* TASK STATEMENT *
Repeat the entire listing exactly as written.

>> Start

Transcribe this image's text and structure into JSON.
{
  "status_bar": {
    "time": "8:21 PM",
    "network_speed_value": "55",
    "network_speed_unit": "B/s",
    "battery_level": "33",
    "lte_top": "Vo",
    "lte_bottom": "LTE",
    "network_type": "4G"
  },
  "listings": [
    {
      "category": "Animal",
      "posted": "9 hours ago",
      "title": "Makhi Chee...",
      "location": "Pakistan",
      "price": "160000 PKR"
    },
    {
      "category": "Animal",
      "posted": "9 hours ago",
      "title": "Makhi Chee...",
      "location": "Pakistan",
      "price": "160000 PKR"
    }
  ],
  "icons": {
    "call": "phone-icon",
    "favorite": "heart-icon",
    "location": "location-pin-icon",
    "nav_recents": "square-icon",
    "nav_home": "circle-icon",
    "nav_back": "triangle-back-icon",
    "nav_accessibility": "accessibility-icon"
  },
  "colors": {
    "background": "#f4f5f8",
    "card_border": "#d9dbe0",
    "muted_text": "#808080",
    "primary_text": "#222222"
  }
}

>> End

* SOLUTION *
Transcribe this image's text and structure into JSON.
{
  "status_bar": {
    "time": "8:21 PM",
    "network_speed_value": "55",
    "network_speed_unit": "B/s",
    "battery_level": "33",
    "lte_top": "Vo",
    "lte_bottom": "LTE",
    "network_type": "4G"
  },
  "listings": [
    {
      "category": "Animal",
      "posted": "9 hours ago",
      "title": "Makhi Chee...",
      "location": "Pakistan",
      "price": "160000 PKR"
    },
    {
      "category": "Animal",
      "posted": "9 hours ago",
      "title": "Makhi Chee...",
      "location": "Pakistan",
      "price": "160000 PKR"
    }
  ],
  "icons": {
    "call": "phone-icon",
    "favorite": "heart-icon",
    "location": "location-pin-icon",
    "nav_recents": "square-icon",
    "nav_home": "circle-icon",
    "nav_back": "triangle-back-icon",
    "nav_accessibility": "accessibility-icon"
  },
  "colors": {
    "background": "#f4f5f8",
    "card_border": "#d9dbe0",
    "muted_text": "#808080",
    "primary_text": "#222222"
  }
}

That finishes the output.